:: Working data ::
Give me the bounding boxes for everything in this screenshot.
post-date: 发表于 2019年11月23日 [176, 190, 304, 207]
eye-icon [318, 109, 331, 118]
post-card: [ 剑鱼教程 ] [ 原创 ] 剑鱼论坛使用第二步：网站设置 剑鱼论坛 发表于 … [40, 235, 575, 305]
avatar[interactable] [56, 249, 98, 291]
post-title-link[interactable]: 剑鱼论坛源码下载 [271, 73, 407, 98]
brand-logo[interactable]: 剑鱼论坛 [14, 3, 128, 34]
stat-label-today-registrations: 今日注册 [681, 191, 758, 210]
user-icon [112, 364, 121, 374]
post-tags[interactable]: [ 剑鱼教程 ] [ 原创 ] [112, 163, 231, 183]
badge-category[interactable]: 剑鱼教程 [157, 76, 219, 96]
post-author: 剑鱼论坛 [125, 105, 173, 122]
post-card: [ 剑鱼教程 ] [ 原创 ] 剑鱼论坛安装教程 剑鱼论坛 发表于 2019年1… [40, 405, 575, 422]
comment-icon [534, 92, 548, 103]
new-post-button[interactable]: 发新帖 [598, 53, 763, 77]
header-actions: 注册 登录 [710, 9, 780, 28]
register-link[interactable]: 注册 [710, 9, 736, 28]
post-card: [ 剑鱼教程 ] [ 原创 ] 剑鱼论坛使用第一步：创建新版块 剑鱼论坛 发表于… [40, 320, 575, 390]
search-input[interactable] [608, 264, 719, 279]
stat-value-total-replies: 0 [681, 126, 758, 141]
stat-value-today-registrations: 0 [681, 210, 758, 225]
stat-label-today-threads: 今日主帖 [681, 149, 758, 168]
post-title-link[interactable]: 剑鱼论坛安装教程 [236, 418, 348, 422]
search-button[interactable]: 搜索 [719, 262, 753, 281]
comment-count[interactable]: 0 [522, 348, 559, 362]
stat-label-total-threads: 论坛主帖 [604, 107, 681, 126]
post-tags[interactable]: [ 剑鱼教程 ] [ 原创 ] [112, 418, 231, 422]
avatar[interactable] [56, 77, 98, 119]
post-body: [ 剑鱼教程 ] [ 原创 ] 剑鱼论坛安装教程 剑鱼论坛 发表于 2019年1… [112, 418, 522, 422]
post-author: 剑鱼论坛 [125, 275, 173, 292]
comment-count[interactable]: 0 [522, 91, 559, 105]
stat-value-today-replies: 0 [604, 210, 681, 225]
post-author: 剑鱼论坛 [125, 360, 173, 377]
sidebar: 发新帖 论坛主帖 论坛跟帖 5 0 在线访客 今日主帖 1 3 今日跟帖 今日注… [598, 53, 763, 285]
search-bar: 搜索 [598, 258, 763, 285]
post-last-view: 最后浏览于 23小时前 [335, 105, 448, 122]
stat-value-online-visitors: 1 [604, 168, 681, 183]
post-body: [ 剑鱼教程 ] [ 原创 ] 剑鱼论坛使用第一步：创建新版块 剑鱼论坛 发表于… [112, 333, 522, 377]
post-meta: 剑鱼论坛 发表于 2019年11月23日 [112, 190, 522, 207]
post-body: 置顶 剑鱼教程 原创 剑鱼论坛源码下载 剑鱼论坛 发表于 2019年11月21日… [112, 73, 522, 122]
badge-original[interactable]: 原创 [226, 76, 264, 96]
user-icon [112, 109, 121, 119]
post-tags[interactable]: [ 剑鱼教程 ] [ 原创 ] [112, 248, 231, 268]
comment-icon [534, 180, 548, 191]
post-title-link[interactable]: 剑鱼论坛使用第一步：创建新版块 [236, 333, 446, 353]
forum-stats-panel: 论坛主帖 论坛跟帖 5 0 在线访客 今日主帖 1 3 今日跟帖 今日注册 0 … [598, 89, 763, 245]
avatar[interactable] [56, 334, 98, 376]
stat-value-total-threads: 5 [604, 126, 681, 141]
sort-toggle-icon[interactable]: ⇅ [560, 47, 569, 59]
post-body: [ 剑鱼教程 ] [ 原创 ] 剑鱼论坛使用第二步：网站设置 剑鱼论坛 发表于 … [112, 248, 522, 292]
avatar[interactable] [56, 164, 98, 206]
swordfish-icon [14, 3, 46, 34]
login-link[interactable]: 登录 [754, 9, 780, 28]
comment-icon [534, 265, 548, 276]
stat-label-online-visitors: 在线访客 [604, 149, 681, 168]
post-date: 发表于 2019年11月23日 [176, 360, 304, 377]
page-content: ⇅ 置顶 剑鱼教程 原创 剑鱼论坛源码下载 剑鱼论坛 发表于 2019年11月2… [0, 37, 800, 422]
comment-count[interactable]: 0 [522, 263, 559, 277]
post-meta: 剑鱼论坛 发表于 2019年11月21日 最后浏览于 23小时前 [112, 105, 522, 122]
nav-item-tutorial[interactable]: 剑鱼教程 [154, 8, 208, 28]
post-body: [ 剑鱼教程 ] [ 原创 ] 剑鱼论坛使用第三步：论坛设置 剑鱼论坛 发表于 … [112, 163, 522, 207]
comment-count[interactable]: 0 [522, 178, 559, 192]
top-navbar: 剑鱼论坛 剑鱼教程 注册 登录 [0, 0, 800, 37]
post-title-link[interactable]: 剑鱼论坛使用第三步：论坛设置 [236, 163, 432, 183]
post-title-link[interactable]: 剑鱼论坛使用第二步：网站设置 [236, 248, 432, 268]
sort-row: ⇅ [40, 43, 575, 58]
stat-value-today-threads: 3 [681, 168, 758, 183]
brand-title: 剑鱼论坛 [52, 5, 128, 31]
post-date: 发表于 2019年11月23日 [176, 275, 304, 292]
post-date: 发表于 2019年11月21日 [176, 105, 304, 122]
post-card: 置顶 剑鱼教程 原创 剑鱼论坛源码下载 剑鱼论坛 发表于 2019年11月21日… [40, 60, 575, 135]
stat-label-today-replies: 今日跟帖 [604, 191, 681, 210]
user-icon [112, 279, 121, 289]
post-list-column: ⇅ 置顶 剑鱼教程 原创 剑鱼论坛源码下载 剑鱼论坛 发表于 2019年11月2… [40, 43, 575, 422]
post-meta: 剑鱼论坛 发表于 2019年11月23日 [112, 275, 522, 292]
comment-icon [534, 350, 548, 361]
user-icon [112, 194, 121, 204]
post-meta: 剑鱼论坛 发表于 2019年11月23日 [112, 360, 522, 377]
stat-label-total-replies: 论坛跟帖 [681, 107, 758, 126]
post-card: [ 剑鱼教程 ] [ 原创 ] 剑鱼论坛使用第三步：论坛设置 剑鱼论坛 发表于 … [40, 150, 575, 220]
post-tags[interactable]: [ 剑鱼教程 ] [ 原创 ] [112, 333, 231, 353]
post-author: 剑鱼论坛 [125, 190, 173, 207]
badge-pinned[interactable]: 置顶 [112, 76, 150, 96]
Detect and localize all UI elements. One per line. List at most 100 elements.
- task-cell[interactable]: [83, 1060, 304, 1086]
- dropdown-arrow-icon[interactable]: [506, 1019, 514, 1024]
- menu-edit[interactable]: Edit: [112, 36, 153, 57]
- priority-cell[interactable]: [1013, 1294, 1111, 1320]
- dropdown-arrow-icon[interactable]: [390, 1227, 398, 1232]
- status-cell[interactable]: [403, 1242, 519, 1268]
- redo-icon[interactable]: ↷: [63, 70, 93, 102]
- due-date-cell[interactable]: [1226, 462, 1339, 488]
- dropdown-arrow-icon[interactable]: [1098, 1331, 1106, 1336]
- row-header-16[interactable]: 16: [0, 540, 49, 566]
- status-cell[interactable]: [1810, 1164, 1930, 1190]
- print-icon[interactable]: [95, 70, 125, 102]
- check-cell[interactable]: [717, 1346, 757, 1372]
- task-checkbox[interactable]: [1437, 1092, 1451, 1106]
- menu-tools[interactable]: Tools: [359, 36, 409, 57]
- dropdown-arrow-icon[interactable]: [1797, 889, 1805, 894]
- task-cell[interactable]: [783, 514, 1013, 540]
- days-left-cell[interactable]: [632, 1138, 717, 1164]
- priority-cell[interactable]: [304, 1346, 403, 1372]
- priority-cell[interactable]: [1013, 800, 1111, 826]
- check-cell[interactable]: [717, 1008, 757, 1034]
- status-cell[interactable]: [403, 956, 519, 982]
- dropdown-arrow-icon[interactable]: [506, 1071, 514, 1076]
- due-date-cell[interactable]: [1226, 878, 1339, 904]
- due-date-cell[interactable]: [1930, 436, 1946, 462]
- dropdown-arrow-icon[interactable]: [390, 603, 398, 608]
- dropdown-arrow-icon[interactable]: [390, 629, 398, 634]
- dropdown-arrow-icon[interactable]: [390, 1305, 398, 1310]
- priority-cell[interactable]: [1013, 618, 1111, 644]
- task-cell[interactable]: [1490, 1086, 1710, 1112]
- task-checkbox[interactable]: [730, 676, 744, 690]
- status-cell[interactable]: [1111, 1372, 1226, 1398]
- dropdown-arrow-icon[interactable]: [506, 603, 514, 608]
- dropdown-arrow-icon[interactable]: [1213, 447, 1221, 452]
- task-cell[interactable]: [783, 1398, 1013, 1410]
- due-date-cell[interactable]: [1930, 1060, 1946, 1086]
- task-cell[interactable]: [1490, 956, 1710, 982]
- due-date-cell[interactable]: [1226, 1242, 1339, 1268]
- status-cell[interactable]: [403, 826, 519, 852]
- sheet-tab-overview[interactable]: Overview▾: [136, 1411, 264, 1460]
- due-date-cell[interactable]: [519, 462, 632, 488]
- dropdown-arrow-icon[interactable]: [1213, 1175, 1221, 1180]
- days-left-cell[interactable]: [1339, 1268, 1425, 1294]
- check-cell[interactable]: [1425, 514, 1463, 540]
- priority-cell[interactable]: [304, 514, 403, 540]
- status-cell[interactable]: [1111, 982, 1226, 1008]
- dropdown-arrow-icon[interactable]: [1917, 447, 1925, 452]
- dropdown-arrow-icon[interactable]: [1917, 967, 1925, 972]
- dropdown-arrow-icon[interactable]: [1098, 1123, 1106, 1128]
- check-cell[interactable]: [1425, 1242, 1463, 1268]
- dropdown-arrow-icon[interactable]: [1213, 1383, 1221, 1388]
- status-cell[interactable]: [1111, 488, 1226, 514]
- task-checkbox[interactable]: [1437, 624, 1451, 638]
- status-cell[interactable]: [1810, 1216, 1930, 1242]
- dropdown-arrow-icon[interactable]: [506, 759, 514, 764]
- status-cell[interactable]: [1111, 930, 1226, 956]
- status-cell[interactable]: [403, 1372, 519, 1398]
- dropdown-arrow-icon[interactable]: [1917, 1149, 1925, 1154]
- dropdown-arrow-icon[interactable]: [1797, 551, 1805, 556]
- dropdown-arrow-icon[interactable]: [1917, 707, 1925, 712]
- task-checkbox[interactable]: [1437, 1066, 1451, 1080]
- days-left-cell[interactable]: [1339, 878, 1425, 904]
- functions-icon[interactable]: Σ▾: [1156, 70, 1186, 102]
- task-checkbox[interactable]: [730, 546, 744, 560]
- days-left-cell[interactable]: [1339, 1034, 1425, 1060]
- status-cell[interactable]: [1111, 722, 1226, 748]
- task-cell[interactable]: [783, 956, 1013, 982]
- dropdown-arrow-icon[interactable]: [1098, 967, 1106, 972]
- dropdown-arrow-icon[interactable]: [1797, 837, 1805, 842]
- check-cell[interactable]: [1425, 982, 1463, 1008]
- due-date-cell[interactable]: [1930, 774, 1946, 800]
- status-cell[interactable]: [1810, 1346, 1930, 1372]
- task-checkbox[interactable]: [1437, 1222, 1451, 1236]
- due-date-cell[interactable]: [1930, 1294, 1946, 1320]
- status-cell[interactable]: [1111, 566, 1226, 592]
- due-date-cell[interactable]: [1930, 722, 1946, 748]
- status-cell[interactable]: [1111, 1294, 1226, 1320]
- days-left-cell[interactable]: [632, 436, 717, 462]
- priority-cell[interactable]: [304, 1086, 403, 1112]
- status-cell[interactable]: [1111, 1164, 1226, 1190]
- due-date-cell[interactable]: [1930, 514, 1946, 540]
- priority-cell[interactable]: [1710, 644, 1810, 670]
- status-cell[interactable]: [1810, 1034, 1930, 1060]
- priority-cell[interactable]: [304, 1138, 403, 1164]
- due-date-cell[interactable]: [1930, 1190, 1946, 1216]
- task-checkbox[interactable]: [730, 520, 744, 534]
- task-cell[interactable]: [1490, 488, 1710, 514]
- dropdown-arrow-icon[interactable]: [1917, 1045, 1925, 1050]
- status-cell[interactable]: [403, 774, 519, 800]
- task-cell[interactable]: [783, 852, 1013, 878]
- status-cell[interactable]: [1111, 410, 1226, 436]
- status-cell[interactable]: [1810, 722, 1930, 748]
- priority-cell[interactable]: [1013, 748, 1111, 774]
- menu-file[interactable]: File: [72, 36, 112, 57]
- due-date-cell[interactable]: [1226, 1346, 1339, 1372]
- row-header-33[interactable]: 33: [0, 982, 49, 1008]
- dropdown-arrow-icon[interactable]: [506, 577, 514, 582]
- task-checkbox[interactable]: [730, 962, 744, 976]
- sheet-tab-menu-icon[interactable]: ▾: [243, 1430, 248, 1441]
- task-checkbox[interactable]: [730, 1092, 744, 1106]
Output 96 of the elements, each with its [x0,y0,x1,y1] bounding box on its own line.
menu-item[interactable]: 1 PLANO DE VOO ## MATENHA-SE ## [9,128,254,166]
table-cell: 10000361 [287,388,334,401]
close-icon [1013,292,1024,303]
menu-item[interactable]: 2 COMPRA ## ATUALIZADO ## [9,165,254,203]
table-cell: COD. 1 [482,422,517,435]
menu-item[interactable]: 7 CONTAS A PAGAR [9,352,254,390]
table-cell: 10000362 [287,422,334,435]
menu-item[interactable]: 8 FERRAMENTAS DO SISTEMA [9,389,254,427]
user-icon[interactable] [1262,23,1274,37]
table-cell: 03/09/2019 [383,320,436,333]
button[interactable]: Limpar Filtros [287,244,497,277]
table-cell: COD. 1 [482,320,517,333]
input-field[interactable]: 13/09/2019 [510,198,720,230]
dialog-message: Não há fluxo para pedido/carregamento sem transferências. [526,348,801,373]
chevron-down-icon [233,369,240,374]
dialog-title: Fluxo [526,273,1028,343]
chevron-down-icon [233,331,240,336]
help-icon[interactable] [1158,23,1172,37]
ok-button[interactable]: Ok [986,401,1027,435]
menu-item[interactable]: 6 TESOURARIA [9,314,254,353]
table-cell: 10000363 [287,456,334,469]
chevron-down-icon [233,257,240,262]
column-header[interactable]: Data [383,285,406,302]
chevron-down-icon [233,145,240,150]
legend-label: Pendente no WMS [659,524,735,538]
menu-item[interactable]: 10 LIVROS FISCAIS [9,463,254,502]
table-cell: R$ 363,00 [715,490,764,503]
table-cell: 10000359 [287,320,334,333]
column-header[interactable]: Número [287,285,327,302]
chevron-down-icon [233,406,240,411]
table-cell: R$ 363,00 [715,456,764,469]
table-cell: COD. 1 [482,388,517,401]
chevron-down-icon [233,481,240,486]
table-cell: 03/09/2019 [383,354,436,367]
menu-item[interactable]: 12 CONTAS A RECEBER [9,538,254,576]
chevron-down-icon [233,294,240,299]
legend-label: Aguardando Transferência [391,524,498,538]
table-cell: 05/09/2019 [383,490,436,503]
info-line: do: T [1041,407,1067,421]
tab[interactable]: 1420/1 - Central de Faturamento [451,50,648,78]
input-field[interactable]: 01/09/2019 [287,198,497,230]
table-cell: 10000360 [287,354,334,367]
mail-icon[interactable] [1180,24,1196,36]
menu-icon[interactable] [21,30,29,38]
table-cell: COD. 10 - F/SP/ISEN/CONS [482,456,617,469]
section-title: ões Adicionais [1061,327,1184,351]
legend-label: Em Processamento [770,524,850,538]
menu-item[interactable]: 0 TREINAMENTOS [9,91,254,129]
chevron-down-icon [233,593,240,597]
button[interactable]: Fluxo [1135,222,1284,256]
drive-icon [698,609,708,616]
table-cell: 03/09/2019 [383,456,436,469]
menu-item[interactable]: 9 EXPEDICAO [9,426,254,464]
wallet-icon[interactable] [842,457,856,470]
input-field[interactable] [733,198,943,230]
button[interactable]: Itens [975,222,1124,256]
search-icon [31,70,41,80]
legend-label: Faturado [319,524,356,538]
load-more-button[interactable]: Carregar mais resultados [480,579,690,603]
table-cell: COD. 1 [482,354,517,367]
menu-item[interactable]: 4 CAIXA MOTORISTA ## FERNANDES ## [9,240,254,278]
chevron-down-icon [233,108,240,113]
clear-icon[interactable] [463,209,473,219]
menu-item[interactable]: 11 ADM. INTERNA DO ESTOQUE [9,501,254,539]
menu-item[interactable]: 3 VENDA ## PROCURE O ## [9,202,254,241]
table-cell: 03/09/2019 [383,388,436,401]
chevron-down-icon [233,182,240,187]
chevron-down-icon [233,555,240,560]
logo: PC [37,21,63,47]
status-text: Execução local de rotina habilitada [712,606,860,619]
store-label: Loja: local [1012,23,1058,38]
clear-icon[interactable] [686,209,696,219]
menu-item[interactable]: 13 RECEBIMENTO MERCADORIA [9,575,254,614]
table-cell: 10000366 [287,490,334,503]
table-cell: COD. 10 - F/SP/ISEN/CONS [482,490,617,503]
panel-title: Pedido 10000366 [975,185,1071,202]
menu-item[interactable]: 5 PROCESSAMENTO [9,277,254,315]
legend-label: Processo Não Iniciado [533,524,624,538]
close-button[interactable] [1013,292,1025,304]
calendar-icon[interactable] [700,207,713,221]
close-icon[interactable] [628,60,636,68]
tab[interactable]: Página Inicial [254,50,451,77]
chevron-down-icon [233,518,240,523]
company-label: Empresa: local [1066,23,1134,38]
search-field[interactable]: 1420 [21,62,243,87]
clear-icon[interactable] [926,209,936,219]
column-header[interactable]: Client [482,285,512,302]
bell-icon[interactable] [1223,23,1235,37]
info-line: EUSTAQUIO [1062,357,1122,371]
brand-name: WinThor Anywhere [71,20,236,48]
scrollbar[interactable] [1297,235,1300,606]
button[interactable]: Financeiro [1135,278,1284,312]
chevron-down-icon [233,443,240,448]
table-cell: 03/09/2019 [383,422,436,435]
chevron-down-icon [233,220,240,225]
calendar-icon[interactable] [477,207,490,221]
:::
> **Goal**: Reproduce the records verbatim, from the start through the line containing "search-input[interactable] [608, 264, 719, 279]", with both ends included.

> **Solution for this exercise**:
Give me the bounding boxes for everything in this screenshot.
post-date: 发表于 2019年11月23日 [176, 190, 304, 207]
eye-icon [318, 109, 331, 118]
post-card: [ 剑鱼教程 ] [ 原创 ] 剑鱼论坛使用第二步：网站设置 剑鱼论坛 发表于 … [40, 235, 575, 305]
avatar[interactable] [56, 249, 98, 291]
post-title-link[interactable]: 剑鱼论坛源码下载 [271, 73, 407, 98]
brand-logo[interactable]: 剑鱼论坛 [14, 3, 128, 34]
stat-label-today-registrations: 今日注册 [681, 191, 758, 210]
user-icon [112, 364, 121, 374]
post-tags[interactable]: [ 剑鱼教程 ] [ 原创 ] [112, 163, 231, 183]
badge-category[interactable]: 剑鱼教程 [157, 76, 219, 96]
post-author: 剑鱼论坛 [125, 105, 173, 122]
post-card: [ 剑鱼教程 ] [ 原创 ] 剑鱼论坛安装教程 剑鱼论坛 发表于 2019年1… [40, 405, 575, 422]
comment-icon [534, 92, 548, 103]
new-post-button[interactable]: 发新帖 [598, 53, 763, 77]
header-actions: 注册 登录 [710, 9, 780, 28]
register-link[interactable]: 注册 [710, 9, 736, 28]
post-card: [ 剑鱼教程 ] [ 原创 ] 剑鱼论坛使用第一步：创建新版块 剑鱼论坛 发表于… [40, 320, 575, 390]
search-input[interactable] [608, 264, 719, 279]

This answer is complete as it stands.